• Prompt: Repeat the lines that follow, leaving nothing out.

(Records)
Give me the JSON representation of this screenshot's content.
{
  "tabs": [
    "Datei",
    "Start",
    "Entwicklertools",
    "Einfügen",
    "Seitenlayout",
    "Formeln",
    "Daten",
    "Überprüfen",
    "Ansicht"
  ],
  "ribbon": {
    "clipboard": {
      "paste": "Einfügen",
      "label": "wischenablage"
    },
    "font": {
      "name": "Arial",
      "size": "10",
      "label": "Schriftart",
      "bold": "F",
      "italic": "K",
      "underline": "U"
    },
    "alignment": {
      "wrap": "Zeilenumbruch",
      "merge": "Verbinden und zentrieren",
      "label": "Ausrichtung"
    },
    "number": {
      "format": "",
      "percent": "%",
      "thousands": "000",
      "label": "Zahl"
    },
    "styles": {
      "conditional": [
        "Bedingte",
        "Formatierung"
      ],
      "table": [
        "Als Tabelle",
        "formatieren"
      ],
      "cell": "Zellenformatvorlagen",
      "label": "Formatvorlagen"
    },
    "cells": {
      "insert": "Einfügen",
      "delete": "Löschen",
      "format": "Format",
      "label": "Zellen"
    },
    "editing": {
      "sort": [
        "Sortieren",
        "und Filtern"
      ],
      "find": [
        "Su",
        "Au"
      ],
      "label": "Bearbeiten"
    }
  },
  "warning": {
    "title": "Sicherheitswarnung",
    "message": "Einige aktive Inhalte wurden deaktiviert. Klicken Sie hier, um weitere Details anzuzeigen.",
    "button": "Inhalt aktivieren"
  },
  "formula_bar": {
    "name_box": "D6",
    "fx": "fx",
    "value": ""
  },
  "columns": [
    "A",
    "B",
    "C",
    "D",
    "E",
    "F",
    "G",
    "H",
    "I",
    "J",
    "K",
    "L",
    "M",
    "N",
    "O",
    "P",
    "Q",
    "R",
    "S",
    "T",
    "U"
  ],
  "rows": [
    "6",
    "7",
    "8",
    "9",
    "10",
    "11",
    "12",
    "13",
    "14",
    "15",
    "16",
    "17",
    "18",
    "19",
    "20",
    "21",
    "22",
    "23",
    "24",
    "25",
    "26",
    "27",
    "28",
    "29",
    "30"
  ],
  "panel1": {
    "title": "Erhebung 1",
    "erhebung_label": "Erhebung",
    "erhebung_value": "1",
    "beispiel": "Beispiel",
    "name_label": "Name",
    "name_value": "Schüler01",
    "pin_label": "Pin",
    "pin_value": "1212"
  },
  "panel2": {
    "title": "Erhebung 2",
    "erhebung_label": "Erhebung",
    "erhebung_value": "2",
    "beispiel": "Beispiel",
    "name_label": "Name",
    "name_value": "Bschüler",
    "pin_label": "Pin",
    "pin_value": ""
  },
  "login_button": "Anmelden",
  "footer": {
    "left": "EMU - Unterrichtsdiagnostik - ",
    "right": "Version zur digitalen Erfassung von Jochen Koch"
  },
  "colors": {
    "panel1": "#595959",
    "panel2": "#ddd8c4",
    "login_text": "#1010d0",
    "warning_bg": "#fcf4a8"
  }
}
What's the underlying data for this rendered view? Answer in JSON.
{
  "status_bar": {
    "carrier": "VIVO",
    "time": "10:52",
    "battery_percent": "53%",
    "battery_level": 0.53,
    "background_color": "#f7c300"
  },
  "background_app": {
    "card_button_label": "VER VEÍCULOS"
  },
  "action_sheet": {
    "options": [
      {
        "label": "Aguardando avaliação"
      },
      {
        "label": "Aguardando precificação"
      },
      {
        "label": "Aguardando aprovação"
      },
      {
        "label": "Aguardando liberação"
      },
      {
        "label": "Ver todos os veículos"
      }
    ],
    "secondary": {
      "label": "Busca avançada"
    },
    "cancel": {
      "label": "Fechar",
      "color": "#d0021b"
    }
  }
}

• Output for this task:
Give me the JSON representation of this screenshot's content.
{
  "tabs": [
    "Datei",
    "Start",
    "Entwicklertools",
    "Einfügen",
    "Seitenlayout",
    "Formeln",
    "Daten",
    "Überprüfen",
    "Ansicht"
  ],
  "ribbon": {
    "clipboard": {
      "paste": "Einfügen",
      "label": "wischenablage"
    },
    "font": {
      "name": "Arial",
      "size": "10",
      "label": "Schriftart",
      "bold": "F",
      "italic": "K",
      "underline": "U"
    },
    "alignment": {
      "wrap": "Zeilenumbruch",
      "merge": "Verbinden und zentrieren",
      "label": "Ausrichtung"
    },
    "number": {
      "format": "",
      "percent": "%",
      "thousands": "000",
      "label": "Zahl"
    },
    "styles": {
      "conditional": [
        "Bedingte",
        "Formatierung"
      ],
      "table": [
        "Als Tabelle",
        "formatieren"
      ],
      "cell": "Zellenformatvorlagen",
      "label": "Formatvorlagen"
    },
    "cells": {
      "insert": "Einfügen",
      "delete": "Löschen",
      "format": "Format",
      "label": "Zellen"
    },
    "editing": {
      "sort": [
        "Sortieren",
        "und Filtern"
      ],
      "find": [
        "Su",
        "Au"
      ],
      "label": "Bearbeiten"
    }
  },
  "warning": {
    "title": "Sicherheitswarnung",
    "message": "Einige aktive Inhalte wurden deaktiviert. Klicken Sie hier, um weitere Details anzuzeigen.",
    "button": "Inhalt aktivieren"
  },
  "formula_bar": {
    "name_box": "D6",
    "fx": "fx",
    "value": ""
  },
  "columns": [
    "A",
    "B",
    "C",
    "D",
    "E",
    "F",
    "G",
    "H",
    "I",
    "J",
    "K",
    "L",
    "M",
    "N",
    "O",
    "P",
    "Q",
    "R",
    "S",
    "T",
    "U"
  ],
  "rows": [
    "6",
    "7",
    "8",
    "9",
    "10",
    "11",
    "12",
    "13",
    "14",
    "15",
    "16",
    "17",
    "18",
    "19",
    "20",
    "21",
    "22",
    "23",
    "24",
    "25",
    "26",
    "27",
    "28",
    "29",
    "30"
  ],
  "panel1": {
    "title": "Erhebung 1",
    "erhebung_label": "Erhebung",
    "erhebung_value": "1",
    "beispiel": "Beispiel",
    "name_label": "Name",
    "name_value": "Schüler01",
    "pin_label": "Pin",
    "pin_value": "1212"
  },
  "panel2": {
    "title": "Erhebung 2",
    "erhebung_label": "Erhebung",
    "erhebung_value": "2",
    "beispiel": "Beispiel",
    "name_label": "Name",
    "name_value": "Bschüler",
    "pin_label": "Pin",
    "pin_value": ""
  },
  "login_button": "Anmelden",
  "footer": {
    "left": "EMU - Unterrichtsdiagnostik - ",
    "right": "Version zur digitalen Erfassung von Jochen Koch"
  },
  "colors": {
    "panel1": "#595959",
    "panel2": "#ddd8c4",
    "login_text": "#1010d0",
    "warning_bg": "#fcf4a8"
  }
}
What's the underlying data for this rendered view? Answer in JSON.
{
  "status_bar": {
    "carrier": "VIVO",
    "time": "10:52",
    "battery_percent": "53%",
    "battery_level": 0.53,
    "background_color": "#f7c300"
  },
  "background_app": {
    "card_button_label": "VER VEÍCULOS"
  },
  "action_sheet": {
    "options": [
      {
        "label": "Aguardando avaliação"
      },
      {
        "label": "Aguardando precificação"
      },
      {
        "label": "Aguardando aprovação"
      },
      {
        "label": "Aguardando liberação"
      },
      {
        "label": "Ver todos os veículos"
      }
    ],
    "secondary": {
      "label": "Busca avançada"
    },
    "cancel": {
      "label": "Fechar",
      "color": "#d0021b"
    }
  }
}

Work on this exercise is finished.